• **What is being asked**: Exclude the pictures, then repeat the remaining data exactly.
= = = = = = =
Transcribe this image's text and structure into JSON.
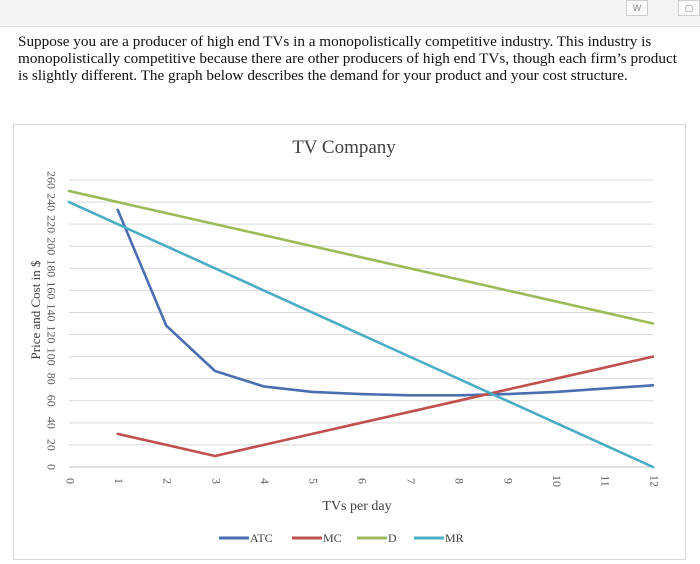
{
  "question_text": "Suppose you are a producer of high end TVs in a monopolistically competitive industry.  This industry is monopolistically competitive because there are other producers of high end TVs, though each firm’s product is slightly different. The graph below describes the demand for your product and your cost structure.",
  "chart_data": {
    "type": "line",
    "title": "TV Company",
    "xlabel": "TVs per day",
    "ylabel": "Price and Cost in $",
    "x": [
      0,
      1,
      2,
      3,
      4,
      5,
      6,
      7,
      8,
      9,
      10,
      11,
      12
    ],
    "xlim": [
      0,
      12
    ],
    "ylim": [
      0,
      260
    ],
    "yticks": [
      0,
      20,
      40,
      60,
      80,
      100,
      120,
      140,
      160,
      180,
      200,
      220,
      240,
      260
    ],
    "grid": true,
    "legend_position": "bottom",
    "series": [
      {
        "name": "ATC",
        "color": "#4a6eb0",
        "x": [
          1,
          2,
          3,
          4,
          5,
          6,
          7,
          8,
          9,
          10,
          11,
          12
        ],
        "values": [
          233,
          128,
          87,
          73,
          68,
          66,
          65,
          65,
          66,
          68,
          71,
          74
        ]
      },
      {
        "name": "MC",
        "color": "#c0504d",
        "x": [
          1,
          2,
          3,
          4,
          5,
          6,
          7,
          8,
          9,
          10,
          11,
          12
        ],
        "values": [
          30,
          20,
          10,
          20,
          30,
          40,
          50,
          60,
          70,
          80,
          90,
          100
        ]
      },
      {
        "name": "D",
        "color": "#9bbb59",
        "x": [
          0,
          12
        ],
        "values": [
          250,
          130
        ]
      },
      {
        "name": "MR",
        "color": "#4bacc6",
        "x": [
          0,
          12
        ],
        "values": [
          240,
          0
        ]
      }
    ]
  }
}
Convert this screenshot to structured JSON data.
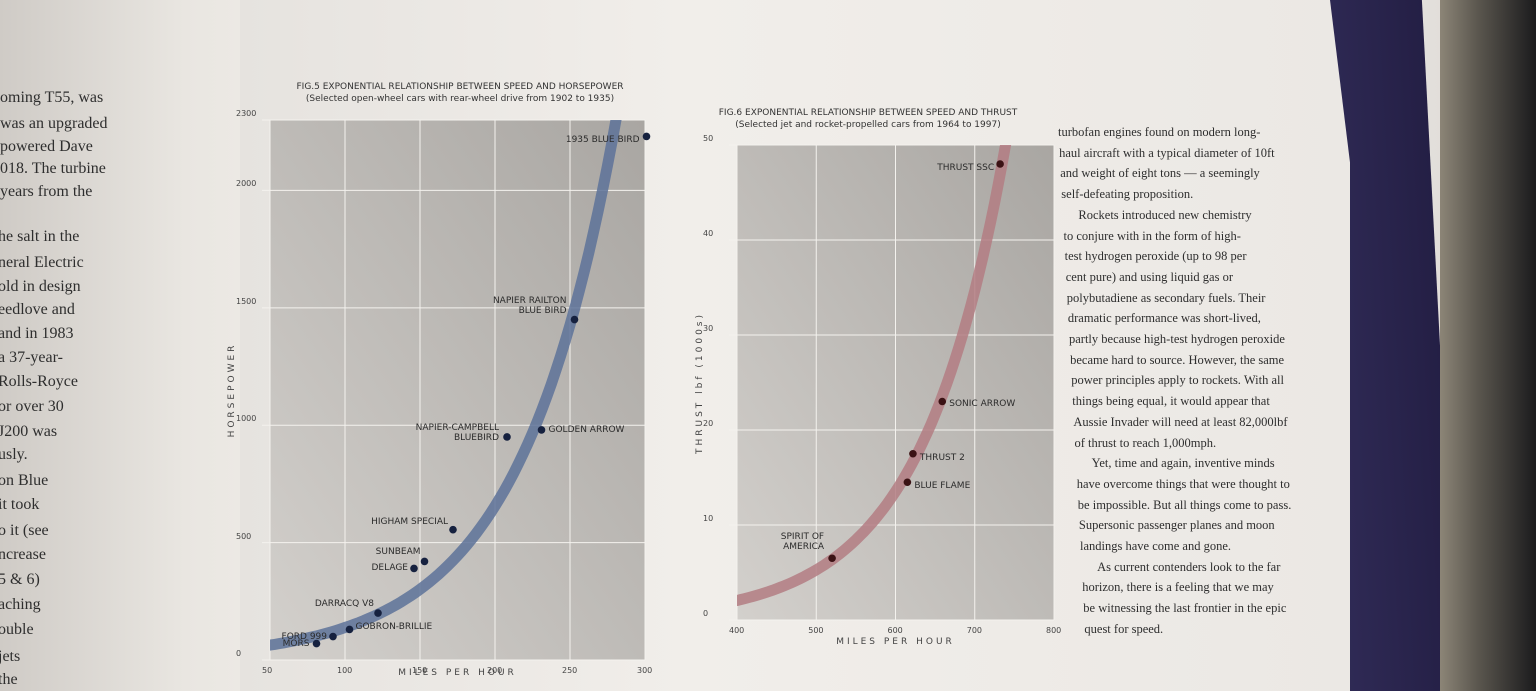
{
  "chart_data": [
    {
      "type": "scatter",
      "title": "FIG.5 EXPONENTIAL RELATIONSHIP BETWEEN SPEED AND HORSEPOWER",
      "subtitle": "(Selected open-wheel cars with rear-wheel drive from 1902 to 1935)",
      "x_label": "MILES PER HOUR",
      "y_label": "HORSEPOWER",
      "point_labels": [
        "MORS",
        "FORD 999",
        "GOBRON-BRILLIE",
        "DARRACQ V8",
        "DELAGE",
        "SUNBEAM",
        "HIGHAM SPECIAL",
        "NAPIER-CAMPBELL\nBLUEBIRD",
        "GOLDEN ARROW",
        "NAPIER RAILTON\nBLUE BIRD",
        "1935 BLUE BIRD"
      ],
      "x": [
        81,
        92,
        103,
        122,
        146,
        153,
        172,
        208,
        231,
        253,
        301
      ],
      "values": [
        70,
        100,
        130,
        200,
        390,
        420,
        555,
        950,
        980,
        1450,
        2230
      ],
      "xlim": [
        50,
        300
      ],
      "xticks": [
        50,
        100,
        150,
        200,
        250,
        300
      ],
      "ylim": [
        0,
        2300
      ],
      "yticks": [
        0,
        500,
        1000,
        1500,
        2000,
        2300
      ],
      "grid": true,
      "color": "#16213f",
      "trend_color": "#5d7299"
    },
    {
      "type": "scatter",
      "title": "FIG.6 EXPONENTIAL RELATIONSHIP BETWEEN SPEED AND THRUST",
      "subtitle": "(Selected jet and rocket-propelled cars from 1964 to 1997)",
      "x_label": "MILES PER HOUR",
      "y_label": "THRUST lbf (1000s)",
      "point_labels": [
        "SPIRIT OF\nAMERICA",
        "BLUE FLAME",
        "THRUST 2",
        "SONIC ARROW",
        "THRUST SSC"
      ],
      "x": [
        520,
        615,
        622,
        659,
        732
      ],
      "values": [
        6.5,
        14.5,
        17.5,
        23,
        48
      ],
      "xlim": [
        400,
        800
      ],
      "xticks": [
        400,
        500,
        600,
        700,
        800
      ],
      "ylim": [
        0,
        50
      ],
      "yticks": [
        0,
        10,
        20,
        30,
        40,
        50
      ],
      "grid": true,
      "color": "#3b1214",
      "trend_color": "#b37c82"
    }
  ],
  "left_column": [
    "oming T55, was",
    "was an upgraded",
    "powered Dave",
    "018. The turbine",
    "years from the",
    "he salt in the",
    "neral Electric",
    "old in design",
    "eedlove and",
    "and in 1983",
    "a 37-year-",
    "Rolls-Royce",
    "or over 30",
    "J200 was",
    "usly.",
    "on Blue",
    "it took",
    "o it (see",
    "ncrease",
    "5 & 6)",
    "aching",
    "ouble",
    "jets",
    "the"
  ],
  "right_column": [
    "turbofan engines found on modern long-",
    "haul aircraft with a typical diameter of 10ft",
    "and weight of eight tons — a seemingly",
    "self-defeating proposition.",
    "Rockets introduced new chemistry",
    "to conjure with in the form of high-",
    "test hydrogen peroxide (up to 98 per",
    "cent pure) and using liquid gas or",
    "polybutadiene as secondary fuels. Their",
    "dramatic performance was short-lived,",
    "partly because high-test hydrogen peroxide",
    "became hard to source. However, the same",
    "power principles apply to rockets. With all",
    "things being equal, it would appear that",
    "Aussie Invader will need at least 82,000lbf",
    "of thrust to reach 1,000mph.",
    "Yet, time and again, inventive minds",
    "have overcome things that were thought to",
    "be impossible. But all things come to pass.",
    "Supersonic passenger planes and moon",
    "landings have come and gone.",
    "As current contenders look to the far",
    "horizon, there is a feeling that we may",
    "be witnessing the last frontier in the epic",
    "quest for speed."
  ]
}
= = = = = = =
• **Written reply**:
Transcribe this image's text and structure into JSON.
{
  "question_text": "Suppose you are a producer of high end TVs in a monopolistically competitive industry.  This industry is monopolistically competitive because there are other producers of high end TVs, though each firm’s product is slightly different. The graph below describes the demand for your product and your cost structure.",
  "chart_data": {
    "type": "line",
    "title": "TV Company",
    "xlabel": "TVs per day",
    "ylabel": "Price and Cost in $",
    "x": [
      0,
      1,
      2,
      3,
      4,
      5,
      6,
      7,
      8,
      9,
      10,
      11,
      12
    ],
    "xlim": [
      0,
      12
    ],
    "ylim": [
      0,
      260
    ],
    "yticks": [
      0,
      20,
      40,
      60,
      80,
      100,
      120,
      140,
      160,
      180,
      200,
      220,
      240,
      260
    ],
    "grid": true,
    "legend_position": "bottom",
    "series": [
      {
        "name": "ATC",
        "color": "#4a6eb0",
        "x": [
          1,
          2,
          3,
          4,
          5,
          6,
          7,
          8,
          9,
          10,
          11,
          12
        ],
        "values": [
          233,
          128,
          87,
          73,
          68,
          66,
          65,
          65,
          66,
          68,
          71,
          74
        ]
      },
      {
        "name": "MC",
        "color": "#c0504d",
        "x": [
          1,
          2,
          3,
          4,
          5,
          6,
          7,
          8,
          9,
          10,
          11,
          12
        ],
        "values": [
          30,
          20,
          10,
          20,
          30,
          40,
          50,
          60,
          70,
          80,
          90,
          100
        ]
      },
      {
        "name": "D",
        "color": "#9bbb59",
        "x": [
          0,
          12
        ],
        "values": [
          250,
          130
        ]
      },
      {
        "name": "MR",
        "color": "#4bacc6",
        "x": [
          0,
          12
        ],
        "values": [
          240,
          0
        ]
      }
    ]
  }
}
Convert this screenshot to structured JSON data.
{
  "chart_data": [
    {
      "type": "scatter",
      "title": "FIG.5 EXPONENTIAL RELATIONSHIP BETWEEN SPEED AND HORSEPOWER",
      "subtitle": "(Selected open-wheel cars with rear-wheel drive from 1902 to 1935)",
      "x_label": "MILES PER HOUR",
      "y_label": "HORSEPOWER",
      "point_labels": [
        "MORS",
        "FORD 999",
        "GOBRON-BRILLIE",
        "DARRACQ V8",
        "DELAGE",
        "SUNBEAM",
        "HIGHAM SPECIAL",
        "NAPIER-CAMPBELL\nBLUEBIRD",
        "GOLDEN ARROW",
        "NAPIER RAILTON\nBLUE BIRD",
        "1935 BLUE BIRD"
      ],
      "x": [
        81,
        92,
        103,
        122,
        146,
        153,
        172,
        208,
        231,
        253,
        301
      ],
      "values": [
        70,
        100,
        130,
        200,
        390,
        420,
        555,
        950,
        980,
        1450,
        2230
      ],
      "xlim": [
        50,
        300
      ],
      "xticks": [
        50,
        100,
        150,
        200,
        250,
        300
      ],
      "ylim": [
        0,
        2300
      ],
      "yticks": [
        0,
        500,
        1000,
        1500,
        2000,
        2300
      ],
      "grid": true,
      "color": "#16213f",
      "trend_color": "#5d7299"
    },
    {
      "type": "scatter",
      "title": "FIG.6 EXPONENTIAL RELATIONSHIP BETWEEN SPEED AND THRUST",
      "subtitle": "(Selected jet and rocket-propelled cars from 1964 to 1997)",
      "x_label": "MILES PER HOUR",
      "y_label": "THRUST lbf (1000s)",
      "point_labels": [
        "SPIRIT OF\nAMERICA",
        "BLUE FLAME",
        "THRUST 2",
        "SONIC ARROW",
        "THRUST SSC"
      ],
      "x": [
        520,
        615,
        622,
        659,
        732
      ],
      "values": [
        6.5,
        14.5,
        17.5,
        23,
        48
      ],
      "xlim": [
        400,
        800
      ],
      "xticks": [
        400,
        500,
        600,
        700,
        800
      ],
      "ylim": [
        0,
        50
      ],
      "yticks": [
        0,
        10,
        20,
        30,
        40,
        50
      ],
      "grid": true,
      "color": "#3b1214",
      "trend_color": "#b37c82"
    }
  ],
  "left_column": [
    "oming T55, was",
    "was an upgraded",
    "powered Dave",
    "018. The turbine",
    "years from the",
    "he salt in the",
    "neral Electric",
    "old in design",
    "eedlove and",
    "and in 1983",
    "a 37-year-",
    "Rolls-Royce",
    "or over 30",
    "J200 was",
    "usly.",
    "on Blue",
    "it took",
    "o it (see",
    "ncrease",
    "5 & 6)",
    "aching",
    "ouble",
    "jets",
    "the"
  ],
  "right_column": [
    "turbofan engines found on modern long-",
    "haul aircraft with a typical diameter of 10ft",
    "and weight of eight tons — a seemingly",
    "self-defeating proposition.",
    "Rockets introduced new chemistry",
    "to conjure with in the form of high-",
    "test hydrogen peroxide (up to 98 per",
    "cent pure) and using liquid gas or",
    "polybutadiene as secondary fuels. Their",
    "dramatic performance was short-lived,",
    "partly because high-test hydrogen peroxide",
    "became hard to source. However, the same",
    "power principles apply to rockets. With all",
    "things being equal, it would appear that",
    "Aussie Invader will need at least 82,000lbf",
    "of thrust to reach 1,000mph.",
    "Yet, time and again, inventive minds",
    "have overcome things that were thought to",
    "be impossible. But all things come to pass.",
    "Supersonic passenger planes and moon",
    "landings have come and gone.",
    "As current contenders look to the far",
    "horizon, there is a feeling that we may",
    "be witnessing the last frontier in the epic",
    "quest for speed."
  ]
}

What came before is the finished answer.